• _AIM OF THE EXERCISE_:
Copy the data below in full, changing every "Consenso" to "Gradimento" and keeping everything else the same; leave out the pictures.
======
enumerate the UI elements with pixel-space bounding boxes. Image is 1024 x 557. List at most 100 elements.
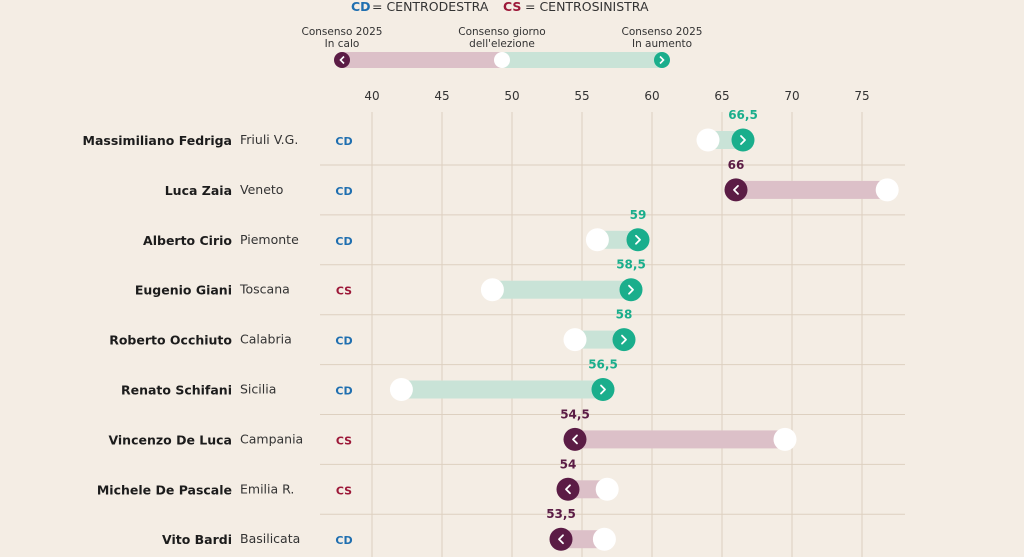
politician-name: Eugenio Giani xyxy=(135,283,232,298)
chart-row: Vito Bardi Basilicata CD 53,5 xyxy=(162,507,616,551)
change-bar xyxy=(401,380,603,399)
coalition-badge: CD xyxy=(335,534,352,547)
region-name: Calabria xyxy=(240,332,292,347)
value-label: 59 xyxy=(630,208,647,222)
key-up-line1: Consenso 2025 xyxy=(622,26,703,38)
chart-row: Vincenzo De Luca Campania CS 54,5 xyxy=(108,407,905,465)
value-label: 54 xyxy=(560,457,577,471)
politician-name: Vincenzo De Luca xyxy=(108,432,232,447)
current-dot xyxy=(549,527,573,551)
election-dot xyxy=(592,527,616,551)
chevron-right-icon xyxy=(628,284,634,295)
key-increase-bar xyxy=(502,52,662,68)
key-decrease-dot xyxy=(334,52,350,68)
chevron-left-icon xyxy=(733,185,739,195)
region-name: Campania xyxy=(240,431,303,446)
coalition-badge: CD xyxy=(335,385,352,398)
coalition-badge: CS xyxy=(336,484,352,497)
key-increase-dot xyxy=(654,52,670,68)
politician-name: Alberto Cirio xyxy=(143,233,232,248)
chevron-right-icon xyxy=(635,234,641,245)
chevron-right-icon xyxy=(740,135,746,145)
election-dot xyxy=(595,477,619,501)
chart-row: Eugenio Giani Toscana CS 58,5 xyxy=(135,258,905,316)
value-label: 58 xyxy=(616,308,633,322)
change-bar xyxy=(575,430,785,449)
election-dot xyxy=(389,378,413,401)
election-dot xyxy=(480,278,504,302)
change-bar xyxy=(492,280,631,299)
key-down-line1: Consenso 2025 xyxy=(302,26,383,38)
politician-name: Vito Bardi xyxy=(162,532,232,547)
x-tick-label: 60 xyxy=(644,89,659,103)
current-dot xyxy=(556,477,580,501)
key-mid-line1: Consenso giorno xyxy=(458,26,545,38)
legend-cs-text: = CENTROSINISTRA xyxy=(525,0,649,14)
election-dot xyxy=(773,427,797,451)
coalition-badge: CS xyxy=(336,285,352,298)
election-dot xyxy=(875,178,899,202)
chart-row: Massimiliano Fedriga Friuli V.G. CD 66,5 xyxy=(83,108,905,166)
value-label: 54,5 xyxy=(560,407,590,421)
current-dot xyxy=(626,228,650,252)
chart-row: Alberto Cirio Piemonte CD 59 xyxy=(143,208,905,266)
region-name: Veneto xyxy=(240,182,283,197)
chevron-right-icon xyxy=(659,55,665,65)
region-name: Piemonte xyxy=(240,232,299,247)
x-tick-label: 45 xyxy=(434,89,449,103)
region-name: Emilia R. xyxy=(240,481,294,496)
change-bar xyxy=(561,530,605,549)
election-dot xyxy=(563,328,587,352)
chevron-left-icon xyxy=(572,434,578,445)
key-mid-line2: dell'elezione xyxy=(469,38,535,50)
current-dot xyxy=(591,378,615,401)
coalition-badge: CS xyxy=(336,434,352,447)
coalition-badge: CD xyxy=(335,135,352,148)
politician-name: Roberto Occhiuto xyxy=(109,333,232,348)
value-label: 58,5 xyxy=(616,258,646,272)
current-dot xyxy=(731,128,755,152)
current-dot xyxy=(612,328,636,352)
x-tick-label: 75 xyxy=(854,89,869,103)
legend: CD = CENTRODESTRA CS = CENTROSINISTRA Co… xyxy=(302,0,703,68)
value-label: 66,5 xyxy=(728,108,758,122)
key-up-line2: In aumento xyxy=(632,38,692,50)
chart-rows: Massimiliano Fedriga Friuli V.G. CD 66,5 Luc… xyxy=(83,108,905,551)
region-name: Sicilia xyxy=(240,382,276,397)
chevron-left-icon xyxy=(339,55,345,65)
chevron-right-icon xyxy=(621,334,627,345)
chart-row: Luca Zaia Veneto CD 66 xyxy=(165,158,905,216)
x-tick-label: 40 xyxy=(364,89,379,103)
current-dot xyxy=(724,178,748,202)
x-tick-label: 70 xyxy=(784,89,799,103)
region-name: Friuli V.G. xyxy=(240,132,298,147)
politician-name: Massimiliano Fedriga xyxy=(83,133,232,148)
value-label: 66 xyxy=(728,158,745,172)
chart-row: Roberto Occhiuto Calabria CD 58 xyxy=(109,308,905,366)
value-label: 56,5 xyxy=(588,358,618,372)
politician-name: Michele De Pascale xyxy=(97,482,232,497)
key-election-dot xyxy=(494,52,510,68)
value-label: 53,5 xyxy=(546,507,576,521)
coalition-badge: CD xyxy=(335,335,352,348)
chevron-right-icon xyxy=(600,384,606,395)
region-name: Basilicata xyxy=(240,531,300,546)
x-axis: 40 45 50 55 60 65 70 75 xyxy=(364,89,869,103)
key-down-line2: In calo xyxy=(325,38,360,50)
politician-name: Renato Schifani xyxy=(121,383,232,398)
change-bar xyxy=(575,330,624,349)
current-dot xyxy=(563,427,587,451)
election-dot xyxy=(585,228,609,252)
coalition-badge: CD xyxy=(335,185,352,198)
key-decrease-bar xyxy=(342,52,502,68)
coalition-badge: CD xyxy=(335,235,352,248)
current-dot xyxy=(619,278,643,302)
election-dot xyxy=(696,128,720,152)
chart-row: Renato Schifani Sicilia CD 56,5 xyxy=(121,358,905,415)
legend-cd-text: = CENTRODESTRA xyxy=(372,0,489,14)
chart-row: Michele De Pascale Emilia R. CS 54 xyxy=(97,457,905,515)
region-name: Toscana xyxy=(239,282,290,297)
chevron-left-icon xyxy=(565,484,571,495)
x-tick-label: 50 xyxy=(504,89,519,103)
======
• _THE RESPONSE_:
enumerate the UI elements with pixel-space bounding boxes. Image is 1024 x 557. List at most 100 elements.
politician-name: Eugenio Giani xyxy=(135,283,232,298)
chart-row: Vito Bardi Basilicata CD 53,5 xyxy=(162,507,616,551)
change-bar xyxy=(401,380,603,399)
coalition-badge: CD xyxy=(335,534,352,547)
region-name: Calabria xyxy=(240,332,292,347)
value-label: 59 xyxy=(630,208,647,222)
key-up-line1: Gradimento 2025 xyxy=(622,26,703,38)
chart-row: Vincenzo De Luca Campania CS 54,5 xyxy=(108,407,905,465)
value-label: 54 xyxy=(560,457,577,471)
politician-name: Vincenzo De Luca xyxy=(108,432,232,447)
current-dot xyxy=(549,527,573,551)
election-dot xyxy=(592,527,616,551)
chevron-right-icon xyxy=(628,284,634,295)
key-increase-bar xyxy=(502,52,662,68)
key-decrease-dot xyxy=(334,52,350,68)
chevron-left-icon xyxy=(733,185,739,195)
region-name: Campania xyxy=(240,431,303,446)
coalition-badge: CD xyxy=(335,385,352,398)
coalition-badge: CS xyxy=(336,484,352,497)
key-increase-dot xyxy=(654,52,670,68)
politician-name: Alberto Cirio xyxy=(143,233,232,248)
chevron-right-icon xyxy=(635,234,641,245)
chevron-right-icon xyxy=(740,135,746,145)
election-dot xyxy=(595,477,619,501)
chart-row: Eugenio Giani Toscana CS 58,5 xyxy=(135,258,905,316)
value-label: 58 xyxy=(616,308,633,322)
change-bar xyxy=(575,430,785,449)
election-dot xyxy=(389,378,413,401)
election-dot xyxy=(480,278,504,302)
change-bar xyxy=(492,280,631,299)
key-down-line1: Gradimento 2025 xyxy=(302,26,383,38)
politician-name: Vito Bardi xyxy=(162,532,232,547)
x-tick-label: 60 xyxy=(644,89,659,103)
current-dot xyxy=(556,477,580,501)
key-mid-line1: Gradimento giorno xyxy=(458,26,545,38)
legend-cs-text: = CENTROSINISTRA xyxy=(525,0,649,14)
election-dot xyxy=(773,427,797,451)
coalition-badge: CS xyxy=(336,285,352,298)
election-dot xyxy=(875,178,899,202)
chart-row: Massimiliano Fedriga Friuli V.G. CD 66,5 xyxy=(83,108,905,166)
value-label: 54,5 xyxy=(560,407,590,421)
current-dot xyxy=(626,228,650,252)
chart-row: Alberto Cirio Piemonte CD 59 xyxy=(143,208,905,266)
region-name: Veneto xyxy=(240,182,283,197)
chevron-right-icon xyxy=(659,55,665,65)
region-name: Piemonte xyxy=(240,232,299,247)
x-tick-label: 45 xyxy=(434,89,449,103)
region-name: Emilia R. xyxy=(240,481,294,496)
change-bar xyxy=(561,530,605,549)
election-dot xyxy=(563,328,587,352)
chevron-left-icon xyxy=(572,434,578,445)
key-mid-line2: dell'elezione xyxy=(469,38,535,50)
current-dot xyxy=(591,378,615,401)
coalition-badge: CS xyxy=(336,434,352,447)
coalition-badge: CD xyxy=(335,135,352,148)
politician-name: Roberto Occhiuto xyxy=(109,333,232,348)
value-label: 58,5 xyxy=(616,258,646,272)
current-dot xyxy=(731,128,755,152)
current-dot xyxy=(612,328,636,352)
x-tick-label: 75 xyxy=(854,89,869,103)
legend: CD = CENTRODESTRA CS = CENTROSINISTRA Co… xyxy=(302,0,703,68)
value-label: 66,5 xyxy=(728,108,758,122)
key-up-line2: In aumento xyxy=(632,38,692,50)
chart-rows: Massimiliano Fedriga Friuli V.G. CD 66,5 Luc… xyxy=(83,108,905,551)
region-name: Sicilia xyxy=(240,382,276,397)
chevron-left-icon xyxy=(339,55,345,65)
chevron-right-icon xyxy=(621,334,627,345)
chart-row: Luca Zaia Veneto CD 66 xyxy=(165,158,905,216)
x-tick-label: 40 xyxy=(364,89,379,103)
current-dot xyxy=(724,178,748,202)
x-tick-label: 70 xyxy=(784,89,799,103)
region-name: Friuli V.G. xyxy=(240,132,298,147)
politician-name: Massimiliano Fedriga xyxy=(83,133,232,148)
value-label: 66 xyxy=(728,158,745,172)
chart-row: Roberto Occhiuto Calabria CD 58 xyxy=(109,308,905,366)
value-label: 56,5 xyxy=(588,358,618,372)
politician-name: Michele De Pascale xyxy=(97,482,232,497)
key-election-dot xyxy=(494,52,510,68)
value-label: 53,5 xyxy=(546,507,576,521)
coalition-badge: CD xyxy=(335,335,352,348)
chevron-right-icon xyxy=(600,384,606,395)
region-name: Basilicata xyxy=(240,531,300,546)
x-axis: 40 45 50 55 60 65 70 75 xyxy=(364,89,869,103)
key-down-line2: In calo xyxy=(325,38,360,50)
politician-name: Renato Schifani xyxy=(121,383,232,398)
change-bar xyxy=(575,330,624,349)
current-dot xyxy=(563,427,587,451)
election-dot xyxy=(585,228,609,252)
coalition-badge: CD xyxy=(335,185,352,198)
key-decrease-bar xyxy=(342,52,502,68)
coalition-badge: CD xyxy=(335,235,352,248)
current-dot xyxy=(619,278,643,302)
election-dot xyxy=(696,128,720,152)
chart-row: Renato Schifani Sicilia CD 56,5 xyxy=(121,358,905,415)
legend-cd-text: = CENTRODESTRA xyxy=(372,0,489,14)
chart-row: Michele De Pascale Emilia R. CS 54 xyxy=(97,457,905,515)
region-name: Toscana xyxy=(239,282,290,297)
chevron-left-icon xyxy=(565,484,571,495)
x-tick-label: 50 xyxy=(504,89,519,103)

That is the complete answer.